Extracted data entries -
'''
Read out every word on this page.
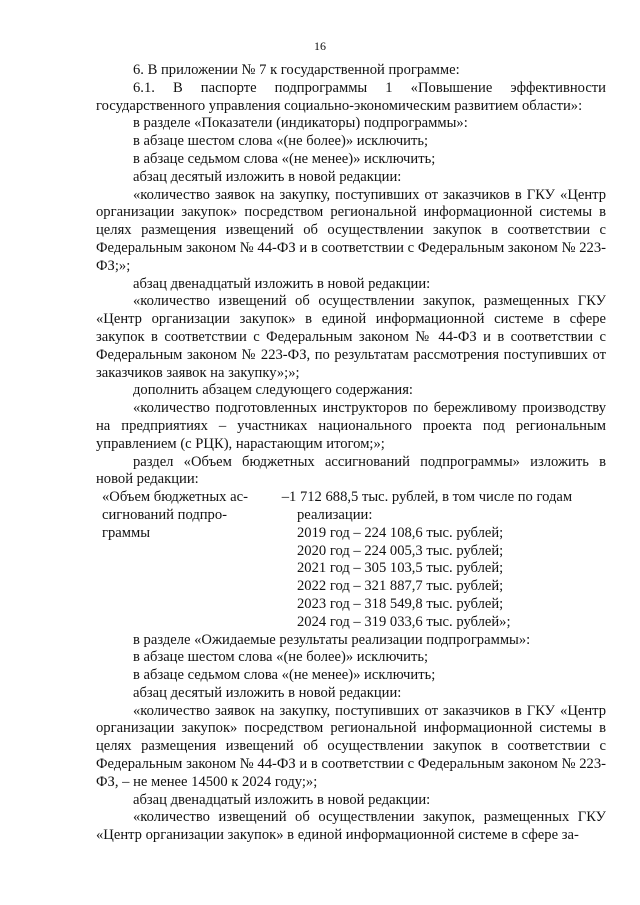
16

6. В приложении № 7 к государственной программе:

6.1. В паспорте подпрограммы 1 «Повышение эффективности государственного управления социально-экономическим развитием области»:

в разделе «Показатели (индикаторы) подпрограммы»:

в абзаце шестом слова «(не более)» исключить;

в абзаце седьмом слова «(не менее)» исключить;

абзац десятый изложить в новой редакции:

«количество заявок на закупку, поступивших от заказчиков в ГКУ «Центр организации закупок» посредством региональной информационной системы в целях размещения извещений об осуществлении закупок в соответствии с Федеральным законом № 44-ФЗ и в соответствии с Федеральным законом № 223-ФЗ;»;

абзац двенадцатый изложить в новой редакции:

«количество извещений об осуществлении закупок, размещенных ГКУ «Центр организации закупок» в единой информационной системе в сфере закупок в соответствии с Федеральным законом № 44-ФЗ и в соответствии с Федеральным законом № 223-ФЗ, по результатам рассмотрения поступивших от заказчиков заявок на закупку»;»;

дополнить абзацем следующего содержания:

«количество подготовленных инструкторов по бережливому производству на предприятиях – участниках национального проекта под региональным управлением (с РЦК), нарастающим итогом;»;

раздел «Объем бюджетных ассигнований подпрограммы» изложить в новой редакции:

«Объем бюджетных ас- –
сигнований подпро-
граммы
1 712 688,5 тыс. рублей, в том числе по годам
реализации:
2019 год – 224 108,6 тыс. рублей;
2020 год – 224 005,3 тыс. рублей;
2021 год – 305 103,5 тыс. рублей;
2022 год – 321 887,7 тыс. рублей;
2023 год – 318 549,8 тыс. рублей;
2024 год – 319 033,6 тыс. рублей»;

в разделе «Ожидаемые результаты реализации подпрограммы»:

в абзаце шестом слова «(не более)» исключить;

в абзаце седьмом слова «(не менее)» исключить;

абзац десятый изложить в новой редакции:

«количество заявок на закупку, поступивших от заказчиков в ГКУ «Центр организации закупок» посредством региональной информационной системы в целях размещения извещений об осуществлении закупок в соответствии с Федеральным законом № 44-ФЗ и в соответствии с Федеральным законом № 223-ФЗ, – не менее 14500 к 2024 году;»;

абзац двенадцатый изложить в новой редакции:

«количество извещений об осуществлении закупок, размещенных ГКУ «Центр организации закупок» в единой информационной системе в сфере за-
'''
From the entries above, return each line with the word "рублей" in it.

1 712 688,5 тыс. рублей, в том числе по годам
2019 год – 224 108,6 тыс. рублей;
2020 год – 224 005,3 тыс. рублей;
2021 год – 305 103,5 тыс. рублей;
2022 год – 321 887,7 тыс. рублей;
2023 год – 318 549,8 тыс. рублей;
2024 год – 319 033,6 тыс. рублей»;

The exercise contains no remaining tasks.